------ Records provided ------
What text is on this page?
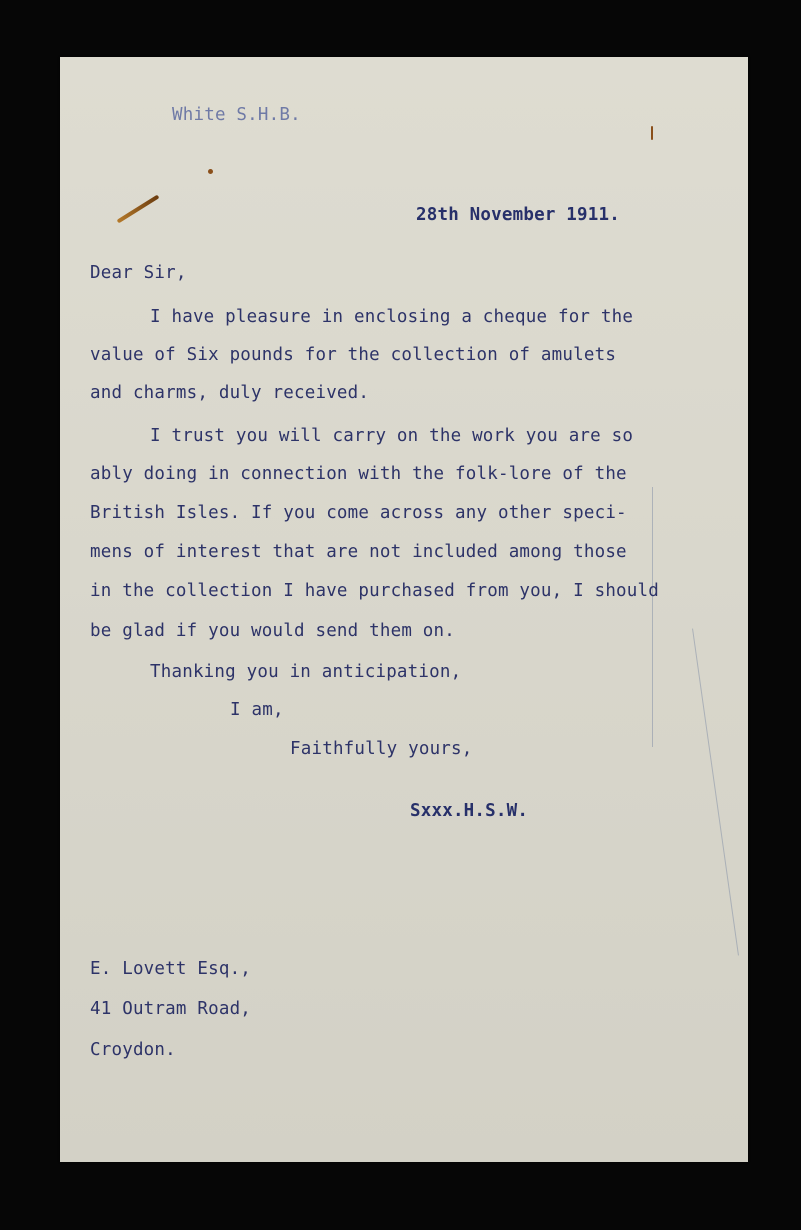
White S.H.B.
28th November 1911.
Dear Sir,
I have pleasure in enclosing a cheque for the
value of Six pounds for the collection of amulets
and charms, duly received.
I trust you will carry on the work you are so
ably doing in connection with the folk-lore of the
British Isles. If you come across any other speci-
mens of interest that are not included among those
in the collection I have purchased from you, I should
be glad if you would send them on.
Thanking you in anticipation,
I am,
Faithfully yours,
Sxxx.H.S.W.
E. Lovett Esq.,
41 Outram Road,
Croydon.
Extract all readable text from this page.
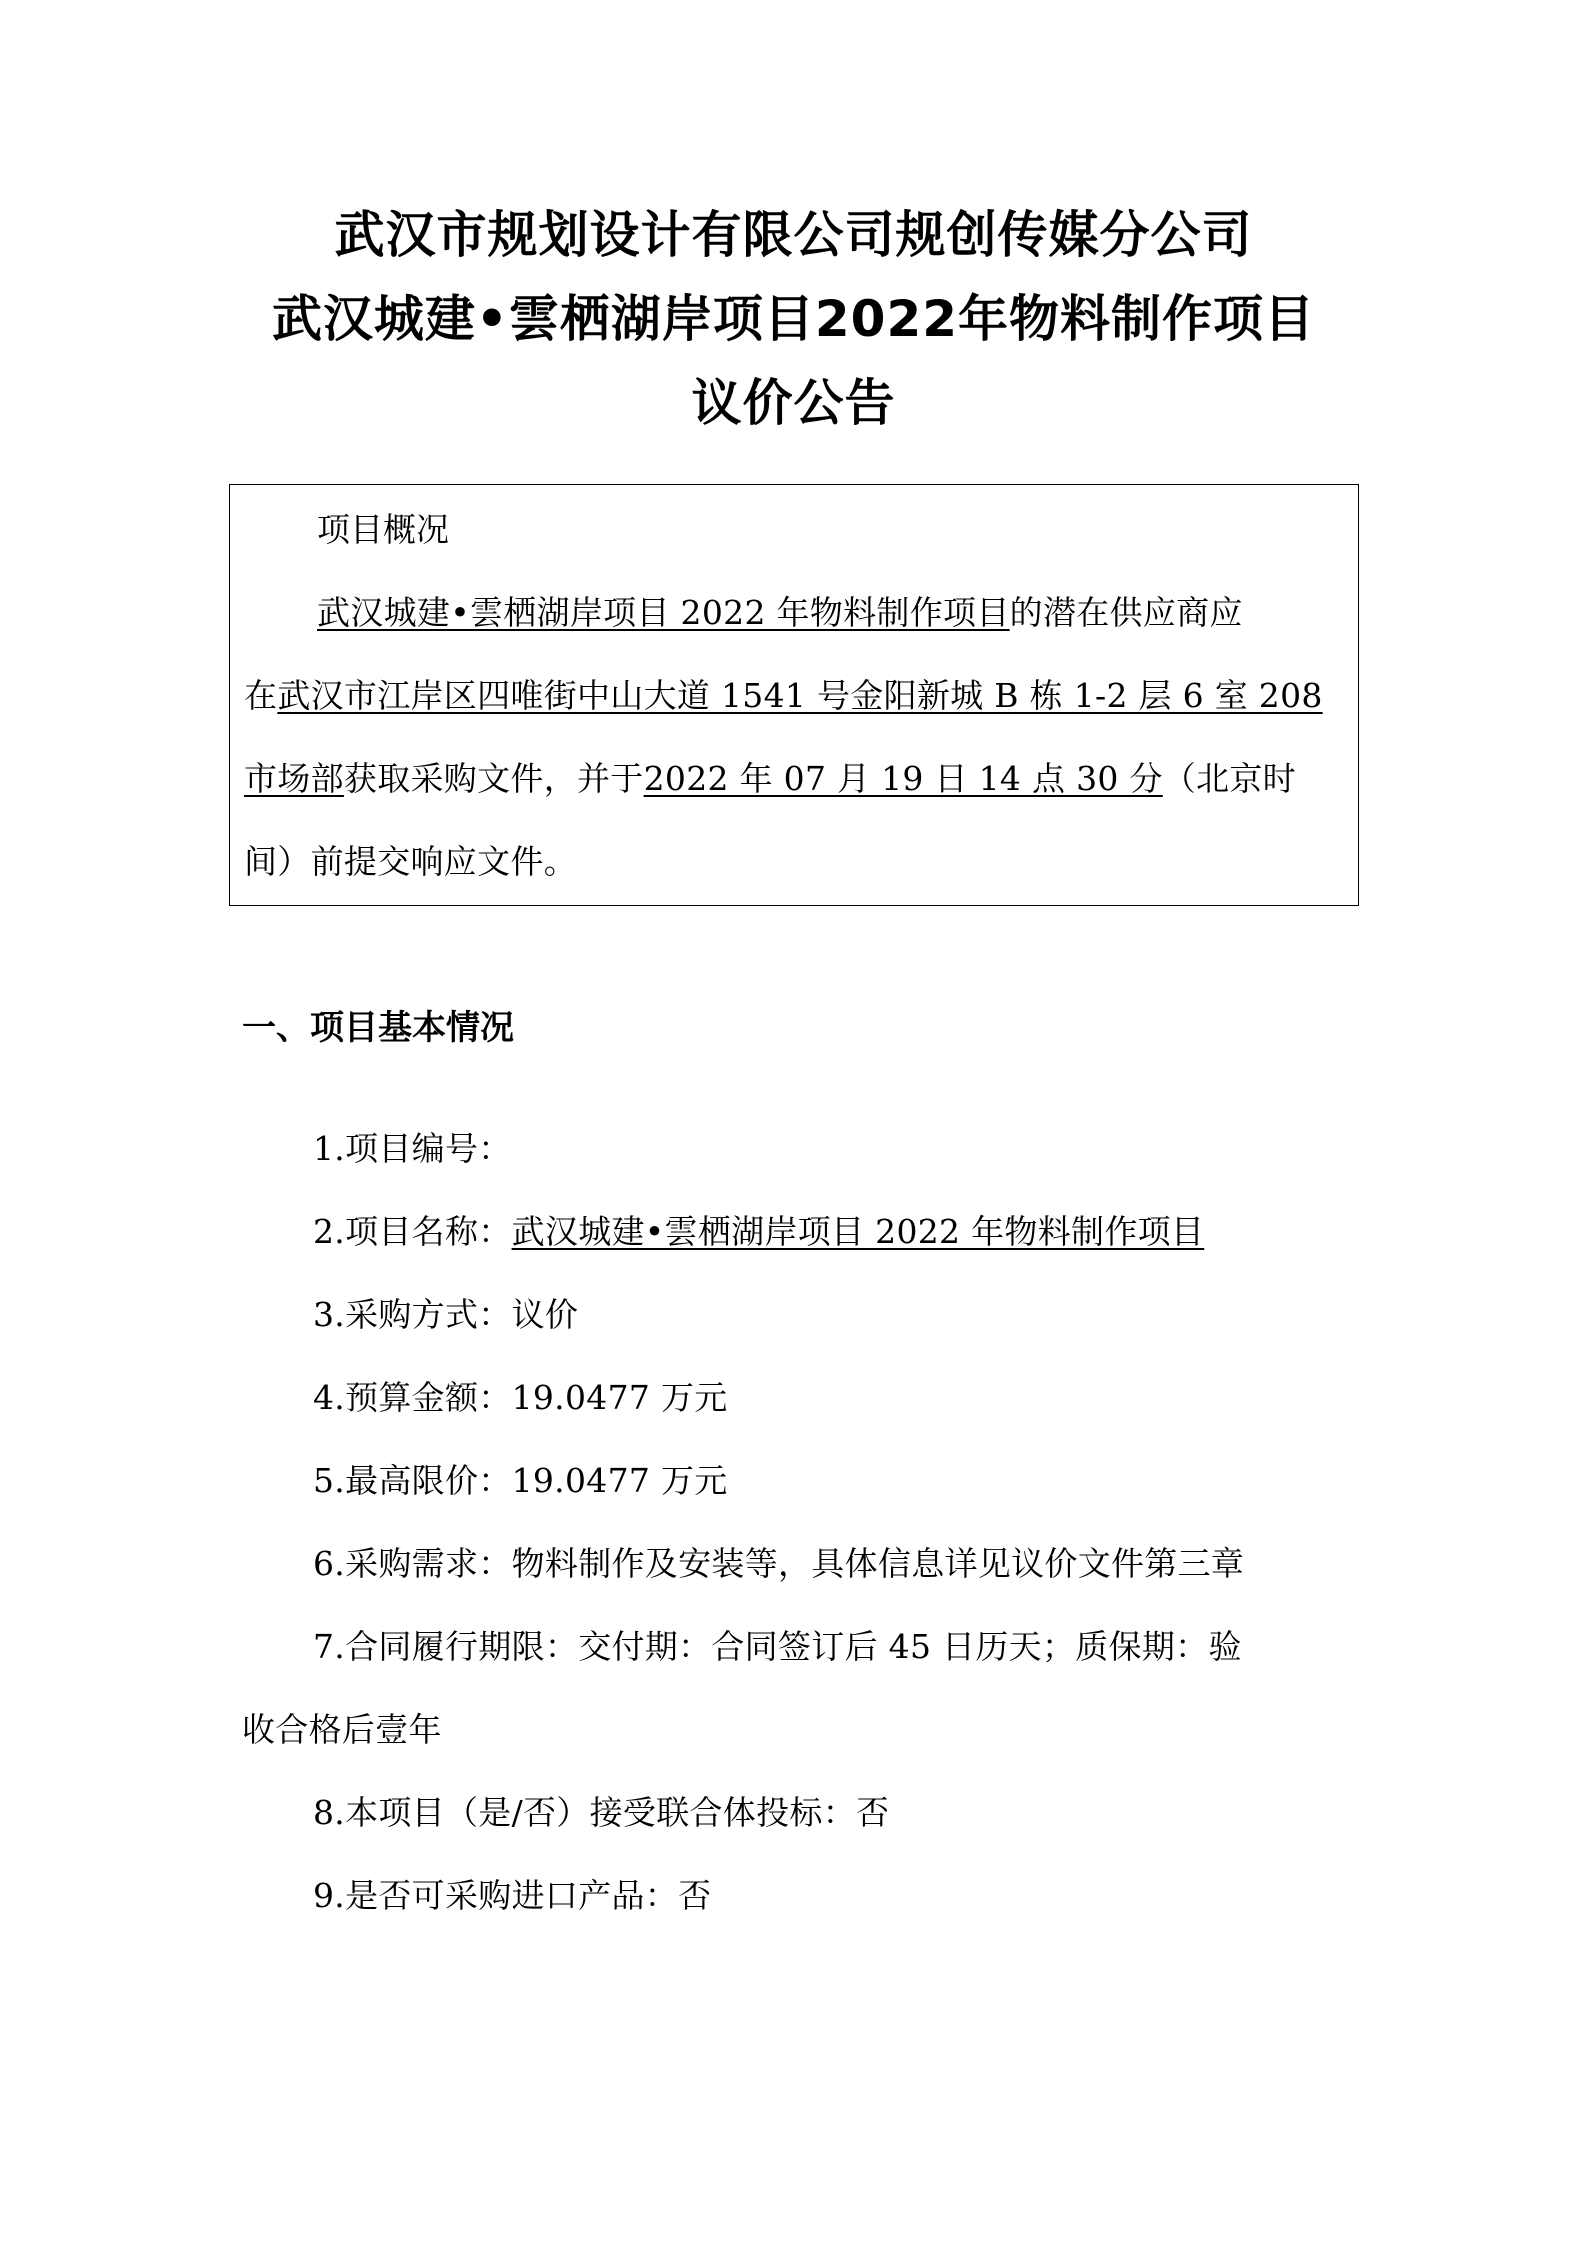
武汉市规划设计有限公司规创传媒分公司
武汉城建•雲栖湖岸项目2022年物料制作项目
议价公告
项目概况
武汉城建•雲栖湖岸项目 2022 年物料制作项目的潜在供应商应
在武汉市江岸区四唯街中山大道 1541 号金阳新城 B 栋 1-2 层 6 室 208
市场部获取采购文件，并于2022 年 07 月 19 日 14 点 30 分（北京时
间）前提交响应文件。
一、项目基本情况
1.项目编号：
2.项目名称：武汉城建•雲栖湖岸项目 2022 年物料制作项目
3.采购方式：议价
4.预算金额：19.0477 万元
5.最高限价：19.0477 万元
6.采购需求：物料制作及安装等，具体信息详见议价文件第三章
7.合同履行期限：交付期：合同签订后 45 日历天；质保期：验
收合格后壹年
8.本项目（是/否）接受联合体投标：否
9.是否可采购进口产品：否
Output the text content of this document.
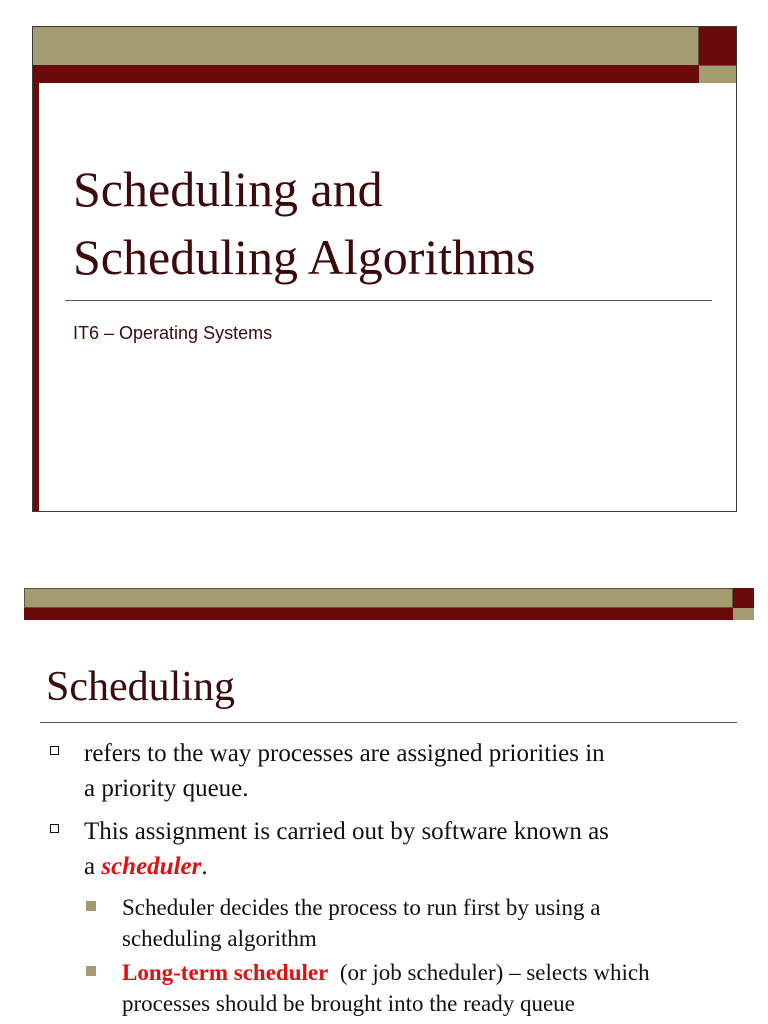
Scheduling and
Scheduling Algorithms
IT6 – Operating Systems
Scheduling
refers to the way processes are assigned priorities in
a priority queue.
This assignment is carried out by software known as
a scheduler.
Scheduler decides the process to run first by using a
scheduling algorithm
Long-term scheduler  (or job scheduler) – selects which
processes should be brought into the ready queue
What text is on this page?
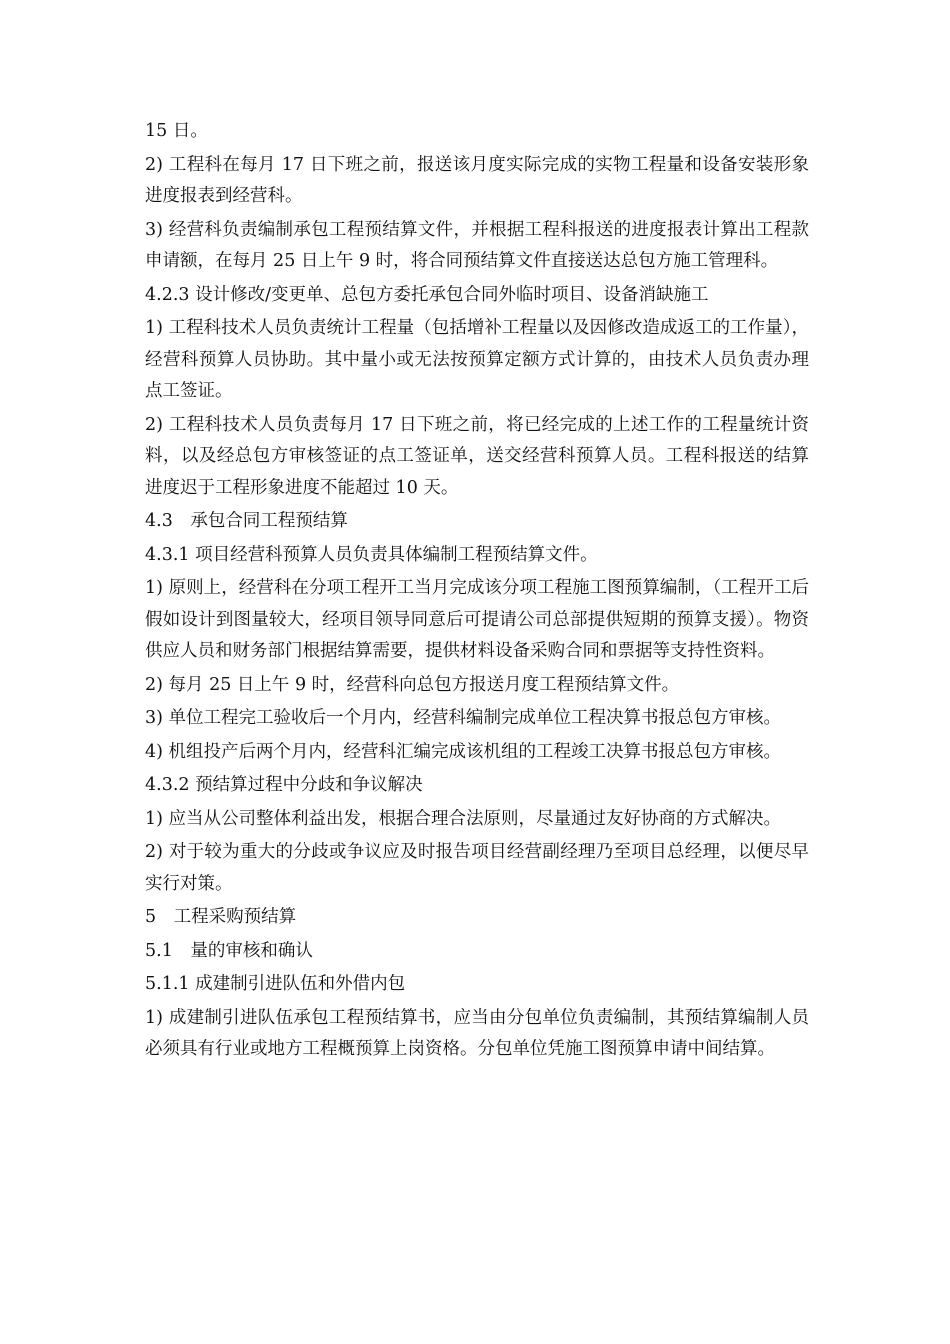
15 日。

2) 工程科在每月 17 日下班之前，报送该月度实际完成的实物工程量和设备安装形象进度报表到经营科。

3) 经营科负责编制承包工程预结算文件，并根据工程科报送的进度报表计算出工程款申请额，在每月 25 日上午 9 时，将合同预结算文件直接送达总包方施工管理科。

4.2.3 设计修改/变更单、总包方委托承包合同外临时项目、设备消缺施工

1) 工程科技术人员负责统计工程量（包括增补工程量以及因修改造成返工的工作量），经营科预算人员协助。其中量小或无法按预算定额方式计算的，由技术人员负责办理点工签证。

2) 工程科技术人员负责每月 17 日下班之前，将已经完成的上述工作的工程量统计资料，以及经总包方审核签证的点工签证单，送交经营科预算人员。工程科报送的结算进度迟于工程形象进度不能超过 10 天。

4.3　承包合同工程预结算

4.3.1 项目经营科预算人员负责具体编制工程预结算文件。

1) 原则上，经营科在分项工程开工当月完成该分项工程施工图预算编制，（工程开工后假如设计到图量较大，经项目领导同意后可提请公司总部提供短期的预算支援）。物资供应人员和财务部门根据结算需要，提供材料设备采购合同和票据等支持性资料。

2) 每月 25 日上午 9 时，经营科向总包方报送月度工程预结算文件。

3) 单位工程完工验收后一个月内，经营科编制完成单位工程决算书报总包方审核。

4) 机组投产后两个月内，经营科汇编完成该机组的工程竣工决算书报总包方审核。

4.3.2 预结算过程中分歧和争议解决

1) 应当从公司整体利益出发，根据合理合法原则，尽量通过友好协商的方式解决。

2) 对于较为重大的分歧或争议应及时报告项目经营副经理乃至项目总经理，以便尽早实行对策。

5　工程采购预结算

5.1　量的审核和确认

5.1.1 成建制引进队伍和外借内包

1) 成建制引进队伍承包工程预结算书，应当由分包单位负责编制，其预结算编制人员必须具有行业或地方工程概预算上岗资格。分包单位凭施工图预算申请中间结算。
------
> Goal of the exercise
Pull every line containing the word "should" out of the material.

> Answer below
in the collection I have purchased from you, I should
processes should be brought into the ready queue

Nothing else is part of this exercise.